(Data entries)
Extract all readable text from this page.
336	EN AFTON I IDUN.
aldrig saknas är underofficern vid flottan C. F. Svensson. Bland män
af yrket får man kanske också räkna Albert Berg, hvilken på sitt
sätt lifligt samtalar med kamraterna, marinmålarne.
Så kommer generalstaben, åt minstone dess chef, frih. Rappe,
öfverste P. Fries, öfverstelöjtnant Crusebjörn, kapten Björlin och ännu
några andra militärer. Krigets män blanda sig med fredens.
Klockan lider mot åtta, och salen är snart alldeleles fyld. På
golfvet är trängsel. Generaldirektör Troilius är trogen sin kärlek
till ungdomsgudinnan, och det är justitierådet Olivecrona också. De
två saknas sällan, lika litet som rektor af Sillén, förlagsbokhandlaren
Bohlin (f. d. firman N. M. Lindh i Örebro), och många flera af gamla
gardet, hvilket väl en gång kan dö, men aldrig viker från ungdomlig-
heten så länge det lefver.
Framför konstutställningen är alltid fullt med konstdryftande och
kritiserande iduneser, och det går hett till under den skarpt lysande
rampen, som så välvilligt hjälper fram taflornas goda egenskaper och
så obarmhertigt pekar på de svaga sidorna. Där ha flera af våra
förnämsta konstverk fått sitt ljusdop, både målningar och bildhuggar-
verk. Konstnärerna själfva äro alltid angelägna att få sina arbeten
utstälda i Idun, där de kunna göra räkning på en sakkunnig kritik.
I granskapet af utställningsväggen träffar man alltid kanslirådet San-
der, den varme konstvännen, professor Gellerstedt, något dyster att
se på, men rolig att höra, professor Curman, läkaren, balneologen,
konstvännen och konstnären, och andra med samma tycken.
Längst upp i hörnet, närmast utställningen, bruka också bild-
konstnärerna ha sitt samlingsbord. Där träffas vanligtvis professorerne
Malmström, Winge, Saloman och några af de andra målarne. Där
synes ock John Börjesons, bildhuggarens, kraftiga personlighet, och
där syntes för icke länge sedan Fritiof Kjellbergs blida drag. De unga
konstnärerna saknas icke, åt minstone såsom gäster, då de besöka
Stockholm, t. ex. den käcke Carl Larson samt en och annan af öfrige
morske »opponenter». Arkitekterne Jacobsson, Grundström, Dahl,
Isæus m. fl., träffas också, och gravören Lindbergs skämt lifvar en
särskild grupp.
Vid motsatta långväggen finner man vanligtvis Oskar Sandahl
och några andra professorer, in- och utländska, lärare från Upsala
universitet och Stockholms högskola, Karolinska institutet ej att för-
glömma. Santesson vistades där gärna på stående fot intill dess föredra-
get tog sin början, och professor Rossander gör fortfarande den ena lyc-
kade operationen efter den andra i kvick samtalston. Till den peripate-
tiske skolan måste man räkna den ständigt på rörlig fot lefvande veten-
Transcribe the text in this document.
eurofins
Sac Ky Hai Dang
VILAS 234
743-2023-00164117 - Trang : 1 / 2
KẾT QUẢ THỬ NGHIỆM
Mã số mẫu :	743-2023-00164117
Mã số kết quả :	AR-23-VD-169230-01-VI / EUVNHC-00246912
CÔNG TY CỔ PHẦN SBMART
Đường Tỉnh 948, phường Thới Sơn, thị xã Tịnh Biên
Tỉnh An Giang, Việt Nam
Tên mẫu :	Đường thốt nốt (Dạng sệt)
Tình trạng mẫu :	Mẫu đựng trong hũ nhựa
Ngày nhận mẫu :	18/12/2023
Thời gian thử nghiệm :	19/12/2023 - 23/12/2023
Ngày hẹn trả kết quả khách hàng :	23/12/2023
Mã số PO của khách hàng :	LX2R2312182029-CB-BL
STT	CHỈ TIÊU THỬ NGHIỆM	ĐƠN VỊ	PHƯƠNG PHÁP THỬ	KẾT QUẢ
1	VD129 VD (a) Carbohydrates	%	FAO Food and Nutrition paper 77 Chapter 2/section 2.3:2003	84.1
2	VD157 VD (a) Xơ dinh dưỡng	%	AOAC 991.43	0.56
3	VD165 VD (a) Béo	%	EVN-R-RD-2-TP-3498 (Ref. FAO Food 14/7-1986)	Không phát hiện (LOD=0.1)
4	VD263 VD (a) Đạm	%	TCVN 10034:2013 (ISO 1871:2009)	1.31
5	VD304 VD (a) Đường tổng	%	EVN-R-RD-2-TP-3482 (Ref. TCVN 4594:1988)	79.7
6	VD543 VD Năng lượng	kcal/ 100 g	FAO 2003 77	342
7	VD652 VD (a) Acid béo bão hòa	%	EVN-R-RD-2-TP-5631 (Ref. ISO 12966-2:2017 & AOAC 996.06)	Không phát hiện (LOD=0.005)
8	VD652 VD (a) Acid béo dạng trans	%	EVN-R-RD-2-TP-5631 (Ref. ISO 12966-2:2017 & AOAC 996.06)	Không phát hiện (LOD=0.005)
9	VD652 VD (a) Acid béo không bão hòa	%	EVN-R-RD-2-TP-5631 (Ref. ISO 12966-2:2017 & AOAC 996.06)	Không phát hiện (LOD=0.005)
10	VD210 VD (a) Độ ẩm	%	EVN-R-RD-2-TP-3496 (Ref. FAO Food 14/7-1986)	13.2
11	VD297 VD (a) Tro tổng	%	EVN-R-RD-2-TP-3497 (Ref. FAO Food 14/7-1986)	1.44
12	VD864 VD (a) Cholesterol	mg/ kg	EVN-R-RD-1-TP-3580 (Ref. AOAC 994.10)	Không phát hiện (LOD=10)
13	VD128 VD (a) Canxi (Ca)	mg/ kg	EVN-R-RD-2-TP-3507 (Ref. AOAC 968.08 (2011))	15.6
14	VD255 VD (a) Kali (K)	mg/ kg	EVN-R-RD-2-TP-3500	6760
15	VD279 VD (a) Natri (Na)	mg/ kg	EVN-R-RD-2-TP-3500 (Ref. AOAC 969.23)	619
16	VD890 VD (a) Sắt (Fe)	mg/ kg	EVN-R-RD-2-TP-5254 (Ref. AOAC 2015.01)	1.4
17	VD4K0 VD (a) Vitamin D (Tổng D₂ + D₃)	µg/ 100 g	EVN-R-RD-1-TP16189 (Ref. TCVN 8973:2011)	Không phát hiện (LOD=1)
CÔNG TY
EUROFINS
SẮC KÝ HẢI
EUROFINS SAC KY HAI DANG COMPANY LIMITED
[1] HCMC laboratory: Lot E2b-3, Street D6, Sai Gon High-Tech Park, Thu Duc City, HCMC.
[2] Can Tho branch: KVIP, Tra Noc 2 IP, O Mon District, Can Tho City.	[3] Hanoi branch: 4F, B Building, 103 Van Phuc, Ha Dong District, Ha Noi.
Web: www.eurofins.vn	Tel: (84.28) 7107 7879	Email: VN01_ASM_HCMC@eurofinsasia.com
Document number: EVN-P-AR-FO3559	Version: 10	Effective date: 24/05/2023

• _GOAL OF THE EXERCISE_
Which lines include "länge"? Copy each of them out.

• _THE OUTPUT_
heten så länge det lefver.
där syntes för icke länge sedan Fritiof Kjellbergs blida drag. De unga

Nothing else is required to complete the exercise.